Collected data entries:
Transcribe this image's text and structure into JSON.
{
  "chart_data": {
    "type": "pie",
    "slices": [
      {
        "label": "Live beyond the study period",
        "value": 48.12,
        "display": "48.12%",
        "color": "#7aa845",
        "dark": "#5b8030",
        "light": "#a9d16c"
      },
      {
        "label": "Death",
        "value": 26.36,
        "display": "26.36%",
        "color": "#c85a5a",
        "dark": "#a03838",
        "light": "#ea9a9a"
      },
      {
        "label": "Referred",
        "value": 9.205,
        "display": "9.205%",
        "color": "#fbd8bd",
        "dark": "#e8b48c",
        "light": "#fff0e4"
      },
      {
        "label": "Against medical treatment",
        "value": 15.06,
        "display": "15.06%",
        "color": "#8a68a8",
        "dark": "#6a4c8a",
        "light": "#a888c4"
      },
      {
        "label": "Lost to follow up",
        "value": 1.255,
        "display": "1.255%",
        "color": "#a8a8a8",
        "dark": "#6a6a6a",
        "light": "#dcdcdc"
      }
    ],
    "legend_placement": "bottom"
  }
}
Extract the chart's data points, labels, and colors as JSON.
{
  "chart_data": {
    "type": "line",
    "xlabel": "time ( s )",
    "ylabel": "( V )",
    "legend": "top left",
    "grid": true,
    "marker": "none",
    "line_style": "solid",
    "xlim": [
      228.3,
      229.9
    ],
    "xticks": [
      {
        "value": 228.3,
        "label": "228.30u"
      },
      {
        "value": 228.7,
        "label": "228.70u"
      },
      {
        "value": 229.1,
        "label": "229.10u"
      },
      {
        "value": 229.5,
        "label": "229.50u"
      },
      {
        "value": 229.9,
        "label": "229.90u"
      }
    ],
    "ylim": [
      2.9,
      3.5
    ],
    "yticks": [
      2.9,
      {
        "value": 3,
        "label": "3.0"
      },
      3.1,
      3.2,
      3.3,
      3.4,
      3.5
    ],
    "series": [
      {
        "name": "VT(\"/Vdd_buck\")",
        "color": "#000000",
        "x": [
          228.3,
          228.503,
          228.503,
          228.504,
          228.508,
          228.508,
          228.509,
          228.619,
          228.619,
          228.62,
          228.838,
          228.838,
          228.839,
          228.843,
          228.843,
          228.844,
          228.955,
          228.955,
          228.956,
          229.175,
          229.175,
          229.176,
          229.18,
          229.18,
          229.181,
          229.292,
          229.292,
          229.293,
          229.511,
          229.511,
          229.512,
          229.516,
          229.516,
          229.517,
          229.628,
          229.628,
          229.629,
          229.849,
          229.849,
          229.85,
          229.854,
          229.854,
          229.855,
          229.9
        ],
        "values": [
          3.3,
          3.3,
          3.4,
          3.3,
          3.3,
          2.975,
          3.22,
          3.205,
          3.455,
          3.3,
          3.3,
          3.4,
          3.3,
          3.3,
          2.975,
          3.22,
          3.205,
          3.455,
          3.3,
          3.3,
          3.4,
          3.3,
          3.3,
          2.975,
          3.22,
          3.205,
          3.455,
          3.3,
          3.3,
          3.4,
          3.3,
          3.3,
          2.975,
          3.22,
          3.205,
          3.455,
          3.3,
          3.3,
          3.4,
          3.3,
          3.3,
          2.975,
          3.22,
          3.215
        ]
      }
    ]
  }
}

(GOAL)
Return the entries in full, keeping every line exactly as it is.

(COMPLETE ANSWER)
Transcribe this image's text and structure into JSON.
{
  "chart_data": {
    "type": "pie",
    "slices": [
      {
        "label": "Live beyond the study period",
        "value": 48.12,
        "display": "48.12%",
        "color": "#7aa845",
        "dark": "#5b8030",
        "light": "#a9d16c"
      },
      {
        "label": "Death",
        "value": 26.36,
        "display": "26.36%",
        "color": "#c85a5a",
        "dark": "#a03838",
        "light": "#ea9a9a"
      },
      {
        "label": "Referred",
        "value": 9.205,
        "display": "9.205%",
        "color": "#fbd8bd",
        "dark": "#e8b48c",
        "light": "#fff0e4"
      },
      {
        "label": "Against medical treatment",
        "value": 15.06,
        "display": "15.06%",
        "color": "#8a68a8",
        "dark": "#6a4c8a",
        "light": "#a888c4"
      },
      {
        "label": "Lost to follow up",
        "value": 1.255,
        "display": "1.255%",
        "color": "#a8a8a8",
        "dark": "#6a6a6a",
        "light": "#dcdcdc"
      }
    ],
    "legend_placement": "bottom"
  }
}
Extract the chart's data points, labels, and colors as JSON.
{
  "chart_data": {
    "type": "line",
    "xlabel": "time ( s )",
    "ylabel": "( V )",
    "legend": "top left",
    "grid": true,
    "marker": "none",
    "line_style": "solid",
    "xlim": [
      228.3,
      229.9
    ],
    "xticks": [
      {
        "value": 228.3,
        "label": "228.30u"
      },
      {
        "value": 228.7,
        "label": "228.70u"
      },
      {
        "value": 229.1,
        "label": "229.10u"
      },
      {
        "value": 229.5,
        "label": "229.50u"
      },
      {
        "value": 229.9,
        "label": "229.90u"
      }
    ],
    "ylim": [
      2.9,
      3.5
    ],
    "yticks": [
      2.9,
      {
        "value": 3,
        "label": "3.0"
      },
      3.1,
      3.2,
      3.3,
      3.4,
      3.5
    ],
    "series": [
      {
        "name": "VT(\"/Vdd_buck\")",
        "color": "#000000",
        "x": [
          228.3,
          228.503,
          228.503,
          228.504,
          228.508,
          228.508,
          228.509,
          228.619,
          228.619,
          228.62,
          228.838,
          228.838,
          228.839,
          228.843,
          228.843,
          228.844,
          228.955,
          228.955,
          228.956,
          229.175,
          229.175,
          229.176,
          229.18,
          229.18,
          229.181,
          229.292,
          229.292,
          229.293,
          229.511,
          229.511,
          229.512,
          229.516,
          229.516,
          229.517,
          229.628,
          229.628,
          229.629,
          229.849,
          229.849,
          229.85,
          229.854,
          229.854,
          229.855,
          229.9
        ],
        "values": [
          3.3,
          3.3,
          3.4,
          3.3,
          3.3,
          2.975,
          3.22,
          3.205,
          3.455,
          3.3,
          3.3,
          3.4,
          3.3,
          3.3,
          2.975,
          3.22,
          3.205,
          3.455,
          3.3,
          3.3,
          3.4,
          3.3,
          3.3,
          2.975,
          3.22,
          3.205,
          3.455,
          3.3,
          3.3,
          3.4,
          3.3,
          3.3,
          2.975,
          3.22,
          3.205,
          3.455,
          3.3,
          3.3,
          3.4,
          3.3,
          3.3,
          2.975,
          3.22,
          3.215
        ]
      }
    ]
  }
}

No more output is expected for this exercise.